Rows from a figure dataset:
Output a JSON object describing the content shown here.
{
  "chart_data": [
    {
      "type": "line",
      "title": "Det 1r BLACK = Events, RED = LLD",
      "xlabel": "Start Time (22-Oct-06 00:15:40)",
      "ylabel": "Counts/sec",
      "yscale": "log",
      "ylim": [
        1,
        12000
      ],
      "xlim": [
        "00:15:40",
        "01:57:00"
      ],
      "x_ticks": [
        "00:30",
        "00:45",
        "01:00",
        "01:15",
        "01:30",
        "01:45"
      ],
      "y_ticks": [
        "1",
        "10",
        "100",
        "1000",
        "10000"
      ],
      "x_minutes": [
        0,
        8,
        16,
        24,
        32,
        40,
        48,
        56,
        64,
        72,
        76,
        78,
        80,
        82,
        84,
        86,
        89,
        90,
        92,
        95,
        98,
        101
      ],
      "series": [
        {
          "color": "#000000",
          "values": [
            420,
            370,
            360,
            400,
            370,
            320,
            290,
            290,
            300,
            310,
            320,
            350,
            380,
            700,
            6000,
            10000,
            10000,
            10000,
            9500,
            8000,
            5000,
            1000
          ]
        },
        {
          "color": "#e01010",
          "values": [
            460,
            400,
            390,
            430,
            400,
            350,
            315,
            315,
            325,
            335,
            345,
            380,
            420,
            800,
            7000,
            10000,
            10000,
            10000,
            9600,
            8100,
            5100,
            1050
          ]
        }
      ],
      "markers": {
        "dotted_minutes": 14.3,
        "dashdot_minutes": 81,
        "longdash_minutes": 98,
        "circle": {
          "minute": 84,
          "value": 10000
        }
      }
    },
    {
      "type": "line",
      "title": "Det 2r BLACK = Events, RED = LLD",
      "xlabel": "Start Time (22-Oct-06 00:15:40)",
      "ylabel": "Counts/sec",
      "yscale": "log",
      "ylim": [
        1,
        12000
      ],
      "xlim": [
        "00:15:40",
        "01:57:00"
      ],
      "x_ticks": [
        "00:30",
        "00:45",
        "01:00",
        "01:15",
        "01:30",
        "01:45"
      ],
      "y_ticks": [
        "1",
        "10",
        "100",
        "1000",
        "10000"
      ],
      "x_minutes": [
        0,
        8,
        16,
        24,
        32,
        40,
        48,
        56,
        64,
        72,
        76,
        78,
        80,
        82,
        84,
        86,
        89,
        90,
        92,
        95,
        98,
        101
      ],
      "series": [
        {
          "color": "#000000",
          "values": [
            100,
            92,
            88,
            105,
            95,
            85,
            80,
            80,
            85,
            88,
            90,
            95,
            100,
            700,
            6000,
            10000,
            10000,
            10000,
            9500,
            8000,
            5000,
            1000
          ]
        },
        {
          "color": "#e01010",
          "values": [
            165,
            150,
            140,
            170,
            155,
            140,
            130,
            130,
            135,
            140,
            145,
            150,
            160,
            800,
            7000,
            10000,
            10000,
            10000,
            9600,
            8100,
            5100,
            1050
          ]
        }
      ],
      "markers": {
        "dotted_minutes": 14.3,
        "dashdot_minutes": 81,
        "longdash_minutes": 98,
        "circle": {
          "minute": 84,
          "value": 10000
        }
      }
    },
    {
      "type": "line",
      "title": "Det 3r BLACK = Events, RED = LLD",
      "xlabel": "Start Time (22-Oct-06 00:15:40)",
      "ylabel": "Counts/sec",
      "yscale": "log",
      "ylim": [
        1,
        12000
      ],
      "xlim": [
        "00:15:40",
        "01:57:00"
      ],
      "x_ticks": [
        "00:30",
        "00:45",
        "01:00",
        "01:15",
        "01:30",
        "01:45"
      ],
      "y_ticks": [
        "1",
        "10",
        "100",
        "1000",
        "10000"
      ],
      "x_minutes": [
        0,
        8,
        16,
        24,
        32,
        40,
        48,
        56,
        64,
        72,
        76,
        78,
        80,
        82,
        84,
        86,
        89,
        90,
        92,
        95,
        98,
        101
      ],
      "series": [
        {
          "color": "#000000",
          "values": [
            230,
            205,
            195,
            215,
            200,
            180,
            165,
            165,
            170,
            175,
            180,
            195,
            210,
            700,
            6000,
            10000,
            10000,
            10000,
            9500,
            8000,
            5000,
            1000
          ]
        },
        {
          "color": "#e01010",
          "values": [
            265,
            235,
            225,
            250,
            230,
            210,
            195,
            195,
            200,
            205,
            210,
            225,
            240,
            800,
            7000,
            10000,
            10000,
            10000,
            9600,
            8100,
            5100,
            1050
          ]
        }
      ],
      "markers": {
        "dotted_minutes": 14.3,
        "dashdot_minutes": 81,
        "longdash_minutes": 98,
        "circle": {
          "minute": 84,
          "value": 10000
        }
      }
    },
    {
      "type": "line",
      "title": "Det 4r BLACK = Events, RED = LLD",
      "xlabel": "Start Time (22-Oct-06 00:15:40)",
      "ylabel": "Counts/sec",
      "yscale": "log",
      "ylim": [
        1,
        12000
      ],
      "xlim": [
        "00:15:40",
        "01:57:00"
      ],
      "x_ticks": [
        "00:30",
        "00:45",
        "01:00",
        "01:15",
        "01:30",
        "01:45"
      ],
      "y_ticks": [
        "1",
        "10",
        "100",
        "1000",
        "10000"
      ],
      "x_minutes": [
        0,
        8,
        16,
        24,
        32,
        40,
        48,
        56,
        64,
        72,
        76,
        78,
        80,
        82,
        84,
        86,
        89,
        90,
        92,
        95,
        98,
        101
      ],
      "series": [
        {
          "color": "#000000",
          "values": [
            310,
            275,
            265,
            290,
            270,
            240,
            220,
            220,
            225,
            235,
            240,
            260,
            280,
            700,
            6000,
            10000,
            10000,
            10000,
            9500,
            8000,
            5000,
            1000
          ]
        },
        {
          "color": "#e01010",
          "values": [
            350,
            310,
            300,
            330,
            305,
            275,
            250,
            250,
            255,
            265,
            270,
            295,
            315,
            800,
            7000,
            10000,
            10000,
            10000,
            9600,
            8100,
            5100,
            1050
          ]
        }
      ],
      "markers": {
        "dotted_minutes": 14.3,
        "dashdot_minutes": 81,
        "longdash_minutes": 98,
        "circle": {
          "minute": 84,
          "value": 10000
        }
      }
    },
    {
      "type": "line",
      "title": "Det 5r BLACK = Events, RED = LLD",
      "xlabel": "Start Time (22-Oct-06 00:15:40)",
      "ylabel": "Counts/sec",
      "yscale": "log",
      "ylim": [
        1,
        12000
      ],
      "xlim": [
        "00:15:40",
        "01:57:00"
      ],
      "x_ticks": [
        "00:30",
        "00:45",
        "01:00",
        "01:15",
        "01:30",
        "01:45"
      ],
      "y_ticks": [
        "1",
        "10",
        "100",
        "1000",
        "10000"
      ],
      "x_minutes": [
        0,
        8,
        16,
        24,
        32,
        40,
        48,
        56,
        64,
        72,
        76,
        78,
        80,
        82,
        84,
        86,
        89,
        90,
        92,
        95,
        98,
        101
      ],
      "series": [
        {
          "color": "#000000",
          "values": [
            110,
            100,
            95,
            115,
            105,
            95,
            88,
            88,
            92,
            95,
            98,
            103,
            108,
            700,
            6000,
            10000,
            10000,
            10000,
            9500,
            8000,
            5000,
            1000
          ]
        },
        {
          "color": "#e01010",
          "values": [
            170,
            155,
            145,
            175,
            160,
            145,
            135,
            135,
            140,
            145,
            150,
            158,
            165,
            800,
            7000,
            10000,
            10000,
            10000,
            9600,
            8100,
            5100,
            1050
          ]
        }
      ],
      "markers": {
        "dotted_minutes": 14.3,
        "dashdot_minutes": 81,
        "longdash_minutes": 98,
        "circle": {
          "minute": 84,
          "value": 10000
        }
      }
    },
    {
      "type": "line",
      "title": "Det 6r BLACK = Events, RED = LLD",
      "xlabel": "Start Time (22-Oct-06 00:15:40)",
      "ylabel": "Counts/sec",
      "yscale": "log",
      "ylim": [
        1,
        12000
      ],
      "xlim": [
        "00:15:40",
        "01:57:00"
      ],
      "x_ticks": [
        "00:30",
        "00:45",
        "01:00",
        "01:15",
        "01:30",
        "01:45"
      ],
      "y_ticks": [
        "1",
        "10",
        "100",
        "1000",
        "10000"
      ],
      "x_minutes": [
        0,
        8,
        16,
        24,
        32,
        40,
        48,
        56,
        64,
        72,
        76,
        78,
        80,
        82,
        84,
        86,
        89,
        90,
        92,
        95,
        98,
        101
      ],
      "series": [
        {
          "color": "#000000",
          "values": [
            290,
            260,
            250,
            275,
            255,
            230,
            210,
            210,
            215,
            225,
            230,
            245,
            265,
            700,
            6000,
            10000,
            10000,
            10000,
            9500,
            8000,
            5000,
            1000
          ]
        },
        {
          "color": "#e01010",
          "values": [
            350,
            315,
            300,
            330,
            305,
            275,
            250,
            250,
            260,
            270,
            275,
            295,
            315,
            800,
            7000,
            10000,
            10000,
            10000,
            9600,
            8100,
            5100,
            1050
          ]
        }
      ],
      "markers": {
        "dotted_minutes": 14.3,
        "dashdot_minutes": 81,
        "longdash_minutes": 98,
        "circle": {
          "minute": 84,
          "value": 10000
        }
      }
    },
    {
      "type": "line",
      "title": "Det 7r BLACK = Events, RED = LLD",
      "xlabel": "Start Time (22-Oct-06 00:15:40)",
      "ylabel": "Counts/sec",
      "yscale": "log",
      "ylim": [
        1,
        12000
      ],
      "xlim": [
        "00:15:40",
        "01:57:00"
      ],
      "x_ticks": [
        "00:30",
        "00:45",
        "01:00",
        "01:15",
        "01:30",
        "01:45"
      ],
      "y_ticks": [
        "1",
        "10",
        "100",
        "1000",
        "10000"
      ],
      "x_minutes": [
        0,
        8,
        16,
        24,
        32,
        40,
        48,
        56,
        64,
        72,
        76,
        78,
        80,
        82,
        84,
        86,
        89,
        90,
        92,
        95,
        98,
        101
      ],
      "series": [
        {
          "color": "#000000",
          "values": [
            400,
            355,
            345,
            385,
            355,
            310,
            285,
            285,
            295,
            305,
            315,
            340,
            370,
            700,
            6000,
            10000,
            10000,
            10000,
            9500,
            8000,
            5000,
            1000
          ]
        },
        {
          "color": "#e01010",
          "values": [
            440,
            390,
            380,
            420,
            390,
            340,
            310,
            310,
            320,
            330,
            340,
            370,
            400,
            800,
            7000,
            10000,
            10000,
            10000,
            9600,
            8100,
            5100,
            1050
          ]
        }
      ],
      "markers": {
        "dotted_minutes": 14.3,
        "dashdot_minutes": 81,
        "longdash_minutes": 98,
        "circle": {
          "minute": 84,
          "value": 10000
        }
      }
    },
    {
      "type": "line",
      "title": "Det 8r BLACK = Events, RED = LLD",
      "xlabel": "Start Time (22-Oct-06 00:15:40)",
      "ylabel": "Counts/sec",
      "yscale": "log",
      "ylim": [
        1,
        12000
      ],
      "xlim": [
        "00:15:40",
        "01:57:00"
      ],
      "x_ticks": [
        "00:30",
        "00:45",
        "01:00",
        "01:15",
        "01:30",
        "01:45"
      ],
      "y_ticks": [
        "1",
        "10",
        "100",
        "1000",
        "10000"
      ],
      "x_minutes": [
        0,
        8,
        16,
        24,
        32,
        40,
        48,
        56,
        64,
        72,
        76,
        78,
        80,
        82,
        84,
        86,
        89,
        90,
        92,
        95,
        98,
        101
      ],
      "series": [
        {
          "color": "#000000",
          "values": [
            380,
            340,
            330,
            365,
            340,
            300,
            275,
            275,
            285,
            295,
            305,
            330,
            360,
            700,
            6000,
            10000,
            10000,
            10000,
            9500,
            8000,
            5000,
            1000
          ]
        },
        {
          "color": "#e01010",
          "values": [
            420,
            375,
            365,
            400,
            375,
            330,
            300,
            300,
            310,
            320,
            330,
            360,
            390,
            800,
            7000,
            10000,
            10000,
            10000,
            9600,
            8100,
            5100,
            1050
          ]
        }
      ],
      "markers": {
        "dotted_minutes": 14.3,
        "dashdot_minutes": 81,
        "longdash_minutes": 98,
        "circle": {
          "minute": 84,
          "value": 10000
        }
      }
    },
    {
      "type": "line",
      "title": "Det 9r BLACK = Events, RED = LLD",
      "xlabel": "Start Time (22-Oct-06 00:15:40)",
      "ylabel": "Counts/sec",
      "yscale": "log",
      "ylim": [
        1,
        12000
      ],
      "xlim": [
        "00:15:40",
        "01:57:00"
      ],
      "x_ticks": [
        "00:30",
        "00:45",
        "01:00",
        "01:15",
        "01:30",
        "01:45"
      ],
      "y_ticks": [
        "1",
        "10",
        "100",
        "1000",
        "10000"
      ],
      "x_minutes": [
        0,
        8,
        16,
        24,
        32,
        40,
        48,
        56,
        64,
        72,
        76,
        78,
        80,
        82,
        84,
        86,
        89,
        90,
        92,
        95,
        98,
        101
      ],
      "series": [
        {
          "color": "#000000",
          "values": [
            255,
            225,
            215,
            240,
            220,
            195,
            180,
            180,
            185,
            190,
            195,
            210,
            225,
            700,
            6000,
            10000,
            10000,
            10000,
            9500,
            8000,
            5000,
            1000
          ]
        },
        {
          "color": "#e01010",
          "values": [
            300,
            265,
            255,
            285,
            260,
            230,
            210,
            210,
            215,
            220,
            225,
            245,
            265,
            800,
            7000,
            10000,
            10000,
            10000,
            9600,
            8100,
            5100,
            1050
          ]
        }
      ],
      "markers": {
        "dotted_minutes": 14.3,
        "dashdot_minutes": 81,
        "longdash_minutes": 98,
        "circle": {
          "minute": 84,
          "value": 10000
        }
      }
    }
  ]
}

WRITTEN REQUEST: Give the count of lines in the listing above that include "title", with no other words.

PROBLEM SOLUTION: 9